• Work required
Copy verbatim the span of lines beginning at the line that contains "Enumerate this screenshot's" and ending with the final line of the data. Exclude pictures from the copy.

• Given data

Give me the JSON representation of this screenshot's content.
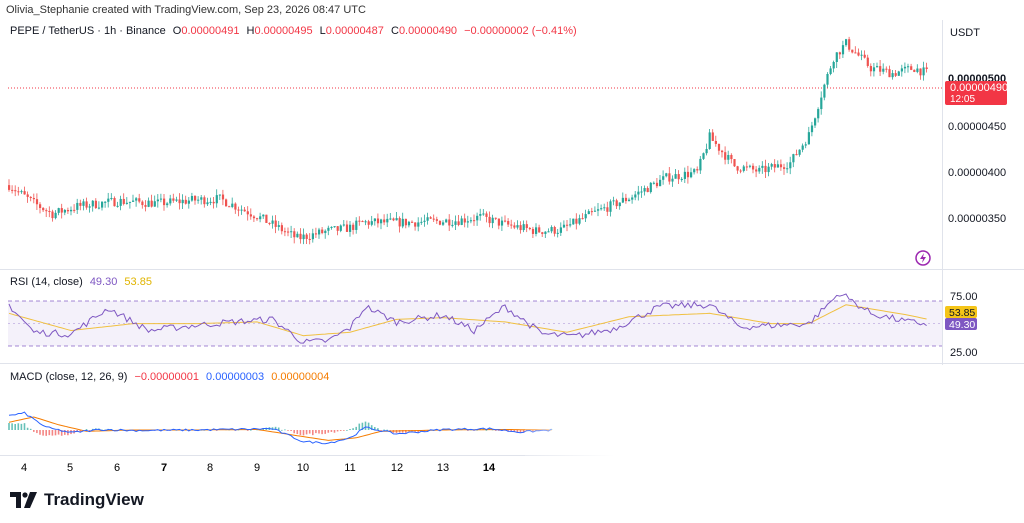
{
  "header": {
    "credit": "Olivia_Stephanie created with TradingView.com, Sep 23, 2026 08:47 UTC"
  },
  "price_legend": {
    "symbol": "PEPE / TetherUS · 1h · Binance",
    "o_label": "O",
    "o": "0.00000491",
    "h_label": "H",
    "h": "0.00000495",
    "l_label": "L",
    "l": "0.00000487",
    "c_label": "C",
    "c": "0.00000490",
    "change": "−0.00000002 (−0.41%)"
  },
  "price_axis": {
    "currency": "USDT",
    "ticks": [
      "0.00000500",
      "0.00000450",
      "0.00000400",
      "0.00000350"
    ],
    "last_price": "0.00000490",
    "countdown": "12:05"
  },
  "rsi_legend": {
    "label": "RSI (14, close)",
    "rsi": "49.30",
    "ma": "53.85"
  },
  "rsi_axis": {
    "ticks": [
      "75.00",
      "25.00"
    ],
    "rsi_badge": "49.30",
    "ma_badge": "53.85"
  },
  "macd_legend": {
    "label": "MACD (close, 12, 26, 9)",
    "hist": "−0.00000001",
    "macd": "0.00000003",
    "signal": "0.00000004"
  },
  "time_axis": {
    "labels": [
      "4",
      "5",
      "6",
      "7",
      "8",
      "9",
      "10",
      "11",
      "12",
      "13",
      "14"
    ]
  },
  "brand": {
    "name": "TradingView"
  },
  "colors": {
    "up": "#26a69a",
    "down": "#ef5350",
    "rsi": "#7e57c2",
    "rsi_ma": "#f0c040",
    "macd": "#2962ff",
    "signal": "#f57c00",
    "last_price_badge": "#f23645"
  },
  "chart_data": [
    {
      "type": "candlestick",
      "title": "PEPE / TetherUS · 1h · Binance",
      "ylabel": "USDT",
      "ylim": [
        3.1e-06,
        5.4e-06
      ],
      "x_labels": [
        "4",
        "5",
        "6",
        "7",
        "8",
        "9",
        "10",
        "11",
        "12",
        "13",
        "14"
      ],
      "close_anchors": [
        [
          0,
          3.85e-06
        ],
        [
          8,
          3.68e-06
        ],
        [
          14,
          3.58e-06
        ],
        [
          22,
          3.65e-06
        ],
        [
          35,
          3.7e-06
        ],
        [
          48,
          3.68e-06
        ],
        [
          60,
          3.71e-06
        ],
        [
          68,
          3.72e-06
        ],
        [
          80,
          3.56e-06
        ],
        [
          93,
          3.35e-06
        ],
        [
          103,
          3.42e-06
        ],
        [
          106,
          3.43e-06
        ],
        [
          110,
          3.45e-06
        ],
        [
          114,
          3.5e-06
        ],
        [
          130,
          3.5e-06
        ],
        [
          145,
          3.52e-06
        ],
        [
          152,
          3.55e-06
        ],
        [
          160,
          3.48e-06
        ],
        [
          170,
          3.42e-06
        ],
        [
          178,
          3.43e-06
        ],
        [
          188,
          3.58e-06
        ],
        [
          200,
          3.73e-06
        ],
        [
          212,
          3.92e-06
        ],
        [
          222,
          3.97e-06
        ],
        [
          226,
          4.3e-06
        ],
        [
          234,
          4.03e-06
        ],
        [
          242,
          3.98e-06
        ],
        [
          252,
          4.06e-06
        ],
        [
          258,
          4.32e-06
        ],
        [
          262,
          4.7e-06
        ],
        [
          266,
          5.05e-06
        ],
        [
          270,
          5.18e-06
        ],
        [
          278,
          4.95e-06
        ],
        [
          285,
          4.9e-06
        ],
        [
          292,
          4.95e-06
        ],
        [
          296,
          4.9e-06
        ]
      ],
      "high": "0.00000495",
      "low": "0.00000487",
      "close": "0.00000490"
    },
    {
      "type": "line",
      "title": "RSI (14, close)",
      "ylim": [
        10,
        95
      ],
      "bands": [
        30,
        70
      ],
      "series": [
        {
          "name": "RSI",
          "anchors": [
            [
              0,
              72
            ],
            [
              8,
              40
            ],
            [
              20,
              38
            ],
            [
              32,
              68
            ],
            [
              45,
              42
            ],
            [
              60,
              48
            ],
            [
              72,
              52
            ],
            [
              85,
              55
            ],
            [
              95,
              28
            ],
            [
              103,
              30
            ],
            [
              110,
              45
            ],
            [
              115,
              70
            ],
            [
              125,
              52
            ],
            [
              140,
              60
            ],
            [
              150,
              42
            ],
            [
              160,
              70
            ],
            [
              172,
              38
            ],
            [
              182,
              35
            ],
            [
              195,
              44
            ],
            [
              210,
              70
            ],
            [
              226,
              72
            ],
            [
              236,
              46
            ],
            [
              246,
              48
            ],
            [
              258,
              50
            ],
            [
              268,
              86
            ],
            [
              278,
              62
            ],
            [
              290,
              52
            ],
            [
              298,
              49.3
            ]
          ]
        },
        {
          "name": "MA",
          "anchors": [
            [
              0,
              62
            ],
            [
              20,
              42
            ],
            [
              40,
              50
            ],
            [
              60,
              50
            ],
            [
              80,
              52
            ],
            [
              95,
              36
            ],
            [
              110,
              40
            ],
            [
              125,
              55
            ],
            [
              140,
              57
            ],
            [
              160,
              52
            ],
            [
              180,
              40
            ],
            [
              200,
              58
            ],
            [
              226,
              62
            ],
            [
              246,
              50
            ],
            [
              258,
              50
            ],
            [
              270,
              72
            ],
            [
              290,
              60
            ],
            [
              298,
              53.85
            ]
          ]
        }
      ]
    },
    {
      "type": "line",
      "title": "MACD (close, 12, 26, 9)",
      "ylim": [
        -1,
        1
      ],
      "series": [
        {
          "name": "MACD",
          "anchors": [
            [
              0,
              0.55
            ],
            [
              5,
              0.65
            ],
            [
              12,
              0.1
            ],
            [
              20,
              -0.1
            ],
            [
              30,
              0.02
            ],
            [
              40,
              -0.02
            ],
            [
              60,
              0.0
            ],
            [
              70,
              0.02
            ],
            [
              85,
              0.05
            ],
            [
              95,
              -0.45
            ],
            [
              103,
              -0.5
            ],
            [
              110,
              -0.3
            ],
            [
              115,
              0.1
            ],
            [
              125,
              -0.15
            ],
            [
              140,
              0.02
            ],
            [
              155,
              0.05
            ],
            [
              165,
              -0.08
            ],
            [
              175,
              0.0
            ]
          ]
        },
        {
          "name": "Signal",
          "anchors": [
            [
              0,
              0.3
            ],
            [
              8,
              0.5
            ],
            [
              16,
              0.2
            ],
            [
              25,
              -0.05
            ],
            [
              40,
              0.0
            ],
            [
              60,
              0.0
            ],
            [
              80,
              0.02
            ],
            [
              92,
              -0.2
            ],
            [
              103,
              -0.4
            ],
            [
              112,
              -0.3
            ],
            [
              120,
              -0.05
            ],
            [
              140,
              0.0
            ],
            [
              160,
              0.02
            ],
            [
              175,
              0.0
            ]
          ]
        }
      ]
    }
  ]
}
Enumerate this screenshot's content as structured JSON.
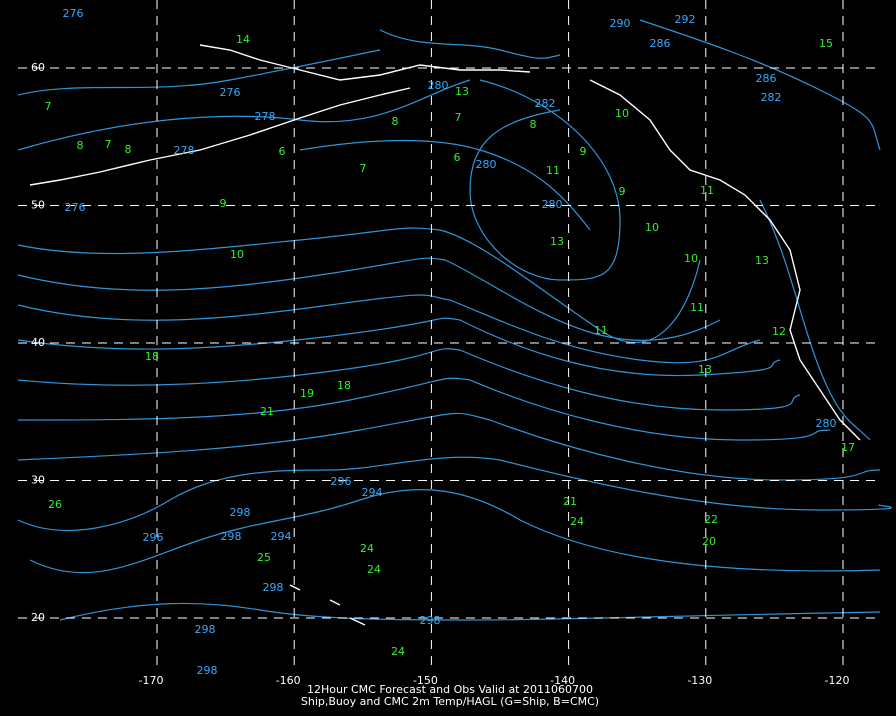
{
  "latitudes": [
    60,
    50,
    40,
    30,
    20
  ],
  "longitudes": [
    -170,
    -160,
    -150,
    -140,
    -130,
    -120
  ],
  "ship_obs": [
    "7",
    "8",
    "7",
    "8",
    "6",
    "8",
    "7",
    "6",
    "7",
    "8",
    "9",
    "11",
    "9",
    "9",
    "10",
    "13",
    "10",
    "10",
    "11",
    "11",
    "18",
    "18",
    "19",
    "21",
    "13",
    "26",
    "21",
    "24",
    "22",
    "20",
    "25",
    "24",
    "24",
    "24",
    "13",
    "10",
    "11",
    "13",
    "12",
    "17",
    "15",
    "14"
  ],
  "cmc_labels": [
    "276",
    "276",
    "278",
    "278",
    "276",
    "280",
    "282",
    "280",
    "280",
    "296",
    "298",
    "298",
    "294",
    "296",
    "294",
    "298",
    "298",
    "298",
    "298",
    "286",
    "292",
    "290",
    "286",
    "282",
    "280"
  ],
  "caption": [
    "12Hour CMC Forecast and Obs Valid at 2011060700",
    "Ship,Buoy and CMC 2m Temp/HAGL (G=Ship, B=CMC)"
  ]
}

• The answer
Enumerate this screenshot's content as structured JSON.
{
  "latitudes": [
    60,
    50,
    40,
    30,
    20
  ],
  "longitudes": [
    -170,
    -160,
    -150,
    -140,
    -130,
    -120
  ],
  "ship_obs": [
    "7",
    "8",
    "7",
    "8",
    "6",
    "8",
    "7",
    "6",
    "7",
    "8",
    "9",
    "11",
    "9",
    "9",
    "10",
    "13",
    "10",
    "10",
    "11",
    "11",
    "18",
    "18",
    "19",
    "21",
    "13",
    "26",
    "21",
    "24",
    "22",
    "20",
    "25",
    "24",
    "24",
    "24",
    "13",
    "10",
    "11",
    "13",
    "12",
    "17",
    "15",
    "14"
  ],
  "cmc_labels": [
    "276",
    "276",
    "278",
    "278",
    "276",
    "280",
    "282",
    "280",
    "280",
    "296",
    "298",
    "298",
    "294",
    "296",
    "294",
    "298",
    "298",
    "298",
    "298",
    "286",
    "292",
    "290",
    "286",
    "282",
    "280"
  ],
  "caption": [
    "12Hour CMC Forecast and Obs Valid at 2011060700",
    "Ship,Buoy and CMC 2m Temp/HAGL (G=Ship, B=CMC)"
  ]
}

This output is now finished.